Brief —
Leave out any picture and return the remaining listing below exactly as given.

+ + + + + + +

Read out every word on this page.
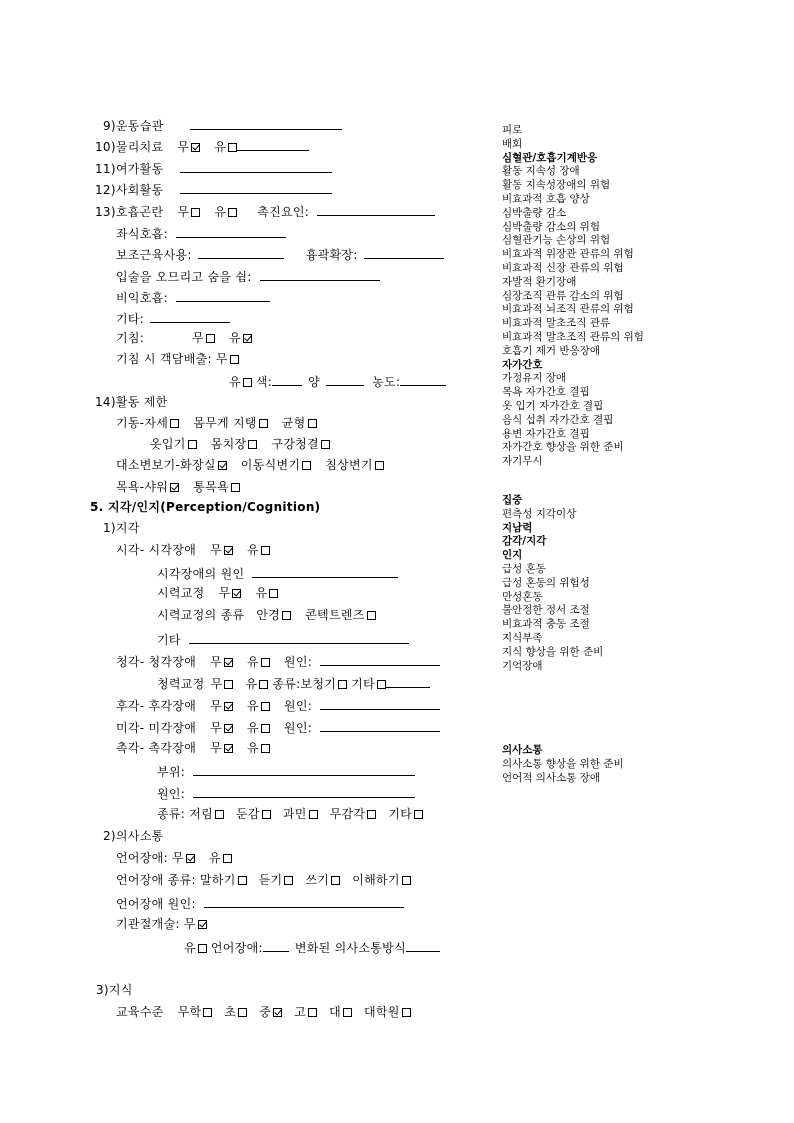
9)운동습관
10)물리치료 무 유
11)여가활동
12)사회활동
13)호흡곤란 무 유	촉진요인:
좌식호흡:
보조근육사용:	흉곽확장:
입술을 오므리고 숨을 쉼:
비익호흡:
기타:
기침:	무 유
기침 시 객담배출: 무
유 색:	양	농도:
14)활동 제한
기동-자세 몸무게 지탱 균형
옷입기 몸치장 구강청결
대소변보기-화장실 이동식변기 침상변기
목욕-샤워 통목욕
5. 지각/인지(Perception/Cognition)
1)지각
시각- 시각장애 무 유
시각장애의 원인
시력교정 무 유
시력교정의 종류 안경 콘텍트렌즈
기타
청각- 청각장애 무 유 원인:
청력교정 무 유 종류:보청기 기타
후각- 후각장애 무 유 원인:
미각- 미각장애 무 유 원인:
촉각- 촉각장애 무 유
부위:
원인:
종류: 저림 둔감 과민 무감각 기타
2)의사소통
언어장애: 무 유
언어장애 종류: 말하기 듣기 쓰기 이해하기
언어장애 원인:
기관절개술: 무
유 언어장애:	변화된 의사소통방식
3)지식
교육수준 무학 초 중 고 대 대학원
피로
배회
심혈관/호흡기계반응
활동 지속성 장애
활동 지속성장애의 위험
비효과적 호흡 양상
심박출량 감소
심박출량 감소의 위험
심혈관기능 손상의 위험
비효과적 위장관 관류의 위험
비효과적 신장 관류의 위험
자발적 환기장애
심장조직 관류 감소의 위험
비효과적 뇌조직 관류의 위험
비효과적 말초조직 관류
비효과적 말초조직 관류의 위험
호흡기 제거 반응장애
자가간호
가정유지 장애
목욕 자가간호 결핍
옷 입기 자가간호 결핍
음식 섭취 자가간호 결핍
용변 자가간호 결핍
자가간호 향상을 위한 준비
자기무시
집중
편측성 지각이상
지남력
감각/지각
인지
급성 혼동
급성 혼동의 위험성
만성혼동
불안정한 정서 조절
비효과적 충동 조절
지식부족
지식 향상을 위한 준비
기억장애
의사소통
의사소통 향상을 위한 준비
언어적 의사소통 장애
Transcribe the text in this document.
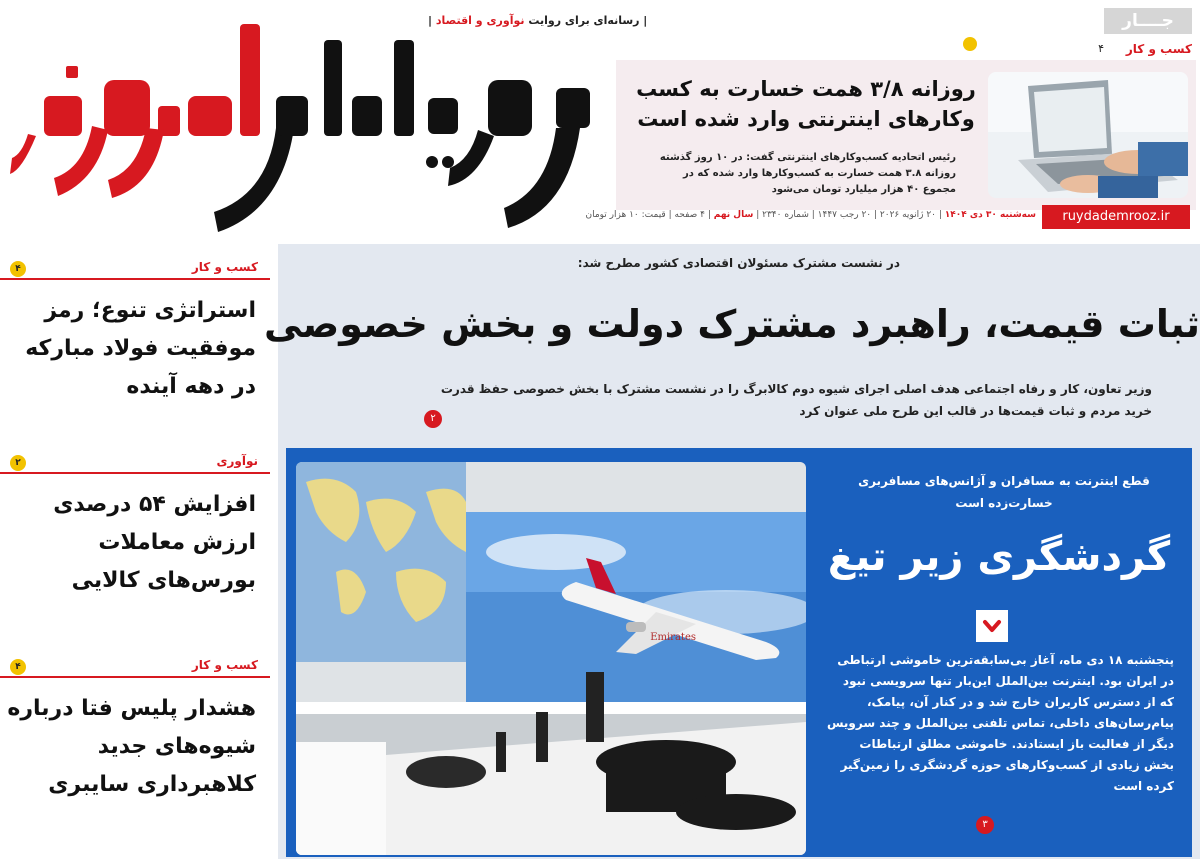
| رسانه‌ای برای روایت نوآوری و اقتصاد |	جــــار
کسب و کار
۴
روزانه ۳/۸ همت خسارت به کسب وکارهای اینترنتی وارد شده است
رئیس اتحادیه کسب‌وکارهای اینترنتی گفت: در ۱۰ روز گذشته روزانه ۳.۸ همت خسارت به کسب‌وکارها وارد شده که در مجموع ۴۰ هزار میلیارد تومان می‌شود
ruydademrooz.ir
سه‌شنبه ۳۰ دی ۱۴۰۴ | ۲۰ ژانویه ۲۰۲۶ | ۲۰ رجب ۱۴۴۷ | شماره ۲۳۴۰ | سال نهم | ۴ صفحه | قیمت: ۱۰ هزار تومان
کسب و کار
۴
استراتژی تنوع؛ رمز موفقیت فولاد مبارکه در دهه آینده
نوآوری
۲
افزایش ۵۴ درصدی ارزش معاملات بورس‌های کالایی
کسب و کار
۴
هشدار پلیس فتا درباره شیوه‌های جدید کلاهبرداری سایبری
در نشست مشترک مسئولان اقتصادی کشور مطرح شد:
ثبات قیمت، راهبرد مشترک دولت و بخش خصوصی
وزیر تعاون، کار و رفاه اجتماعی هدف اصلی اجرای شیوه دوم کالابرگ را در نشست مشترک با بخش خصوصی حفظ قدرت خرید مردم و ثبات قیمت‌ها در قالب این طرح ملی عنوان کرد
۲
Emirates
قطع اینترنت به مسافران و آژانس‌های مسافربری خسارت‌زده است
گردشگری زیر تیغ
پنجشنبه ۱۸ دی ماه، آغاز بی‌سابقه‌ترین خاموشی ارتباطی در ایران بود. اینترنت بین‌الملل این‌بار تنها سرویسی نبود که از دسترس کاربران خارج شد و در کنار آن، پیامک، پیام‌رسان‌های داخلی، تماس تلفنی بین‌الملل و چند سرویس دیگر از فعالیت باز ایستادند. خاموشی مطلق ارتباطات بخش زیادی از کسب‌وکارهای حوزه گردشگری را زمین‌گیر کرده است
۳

+ + + + + + +

Solution —
Read out every word on this page.
9)운동습관
10)물리치료 무 유
11)여가활동
12)사회활동
13)호흡곤란 무 유	촉진요인:
좌식호흡:
보조근육사용:	흉곽확장:
입술을 오므리고 숨을 쉼:
비익호흡:
기타:
기침:	무 유
기침 시 객담배출: 무
유 색:	양	농도:
14)활동 제한
기동-자세 몸무게 지탱 균형
옷입기 몸치장 구강청결
대소변보기-화장실 이동식변기 침상변기
목욕-샤워 통목욕
5. 지각/인지(Perception/Cognition)
1)지각
시각- 시각장애 무 유
시각장애의 원인
시력교정 무 유
시력교정의 종류 안경 콘텍트렌즈
기타
청각- 청각장애 무 유 원인:
청력교정 무 유 종류:보청기 기타
후각- 후각장애 무 유 원인:
미각- 미각장애 무 유 원인:
촉각- 촉각장애 무 유
부위:
원인:
종류: 저림 둔감 과민 무감각 기타
2)의사소통
언어장애: 무 유
언어장애 종류: 말하기 듣기 쓰기 이해하기
언어장애 원인:
기관절개술: 무
유 언어장애:	변화된 의사소통방식
3)지식
교육수준 무학 초 중 고 대 대학원
피로
배회
심혈관/호흡기계반응
활동 지속성 장애
활동 지속성장애의 위험
비효과적 호흡 양상
심박출량 감소
심박출량 감소의 위험
심혈관기능 손상의 위험
비효과적 위장관 관류의 위험
비효과적 신장 관류의 위험
자발적 환기장애
심장조직 관류 감소의 위험
비효과적 뇌조직 관류의 위험
비효과적 말초조직 관류
비효과적 말초조직 관류의 위험
호흡기 제거 반응장애
자가간호
가정유지 장애
목욕 자가간호 결핍
옷 입기 자가간호 결핍
음식 섭취 자가간호 결핍
용변 자가간호 결핍
자가간호 향상을 위한 준비
자기무시
집중
편측성 지각이상
지남력
감각/지각
인지
급성 혼동
급성 혼동의 위험성
만성혼동
불안정한 정서 조절
비효과적 충동 조절
지식부족
지식 향상을 위한 준비
기억장애
의사소통
의사소통 향상을 위한 준비
언어적 의사소통 장애
Transcribe the text in this document.
| رسانه‌ای برای روایت نوآوری و اقتصاد |	جــــار
کسب و کار
۴
روزانه ۳/۸ همت خسارت به کسب وکارهای اینترنتی وارد شده است
رئیس اتحادیه کسب‌وکارهای اینترنتی گفت: در ۱۰ روز گذشته روزانه ۳.۸ همت خسارت به کسب‌وکارها وارد شده که در مجموع ۴۰ هزار میلیارد تومان می‌شود
ruydademrooz.ir
سه‌شنبه ۳۰ دی ۱۴۰۴ | ۲۰ ژانویه ۲۰۲۶ | ۲۰ رجب ۱۴۴۷ | شماره ۲۳۴۰ | سال نهم | ۴ صفحه | قیمت: ۱۰ هزار تومان
کسب و کار
۴
استراتژی تنوع؛ رمز موفقیت فولاد مبارکه در دهه آینده
نوآوری
۲
افزایش ۵۴ درصدی ارزش معاملات بورس‌های کالایی
کسب و کار
۴
هشدار پلیس فتا درباره شیوه‌های جدید کلاهبرداری سایبری
در نشست مشترک مسئولان اقتصادی کشور مطرح شد:
ثبات قیمت، راهبرد مشترک دولت و بخش خصوصی
وزیر تعاون، کار و رفاه اجتماعی هدف اصلی اجرای شیوه دوم کالابرگ را در نشست مشترک با بخش خصوصی حفظ قدرت خرید مردم و ثبات قیمت‌ها در قالب این طرح ملی عنوان کرد
۲
Emirates
قطع اینترنت به مسافران و آژانس‌های مسافربری خسارت‌زده است
گردشگری زیر تیغ
پنجشنبه ۱۸ دی ماه، آغاز بی‌سابقه‌ترین خاموشی ارتباطی در ایران بود. اینترنت بین‌الملل این‌بار تنها سرویسی نبود که از دسترس کاربران خارج شد و در کنار آن، پیامک، پیام‌رسان‌های داخلی، تماس تلفنی بین‌الملل و چند سرویس دیگر از فعالیت باز ایستادند. خاموشی مطلق ارتباطات بخش زیادی از کسب‌وکارهای حوزه گردشگری را زمین‌گیر کرده است
۳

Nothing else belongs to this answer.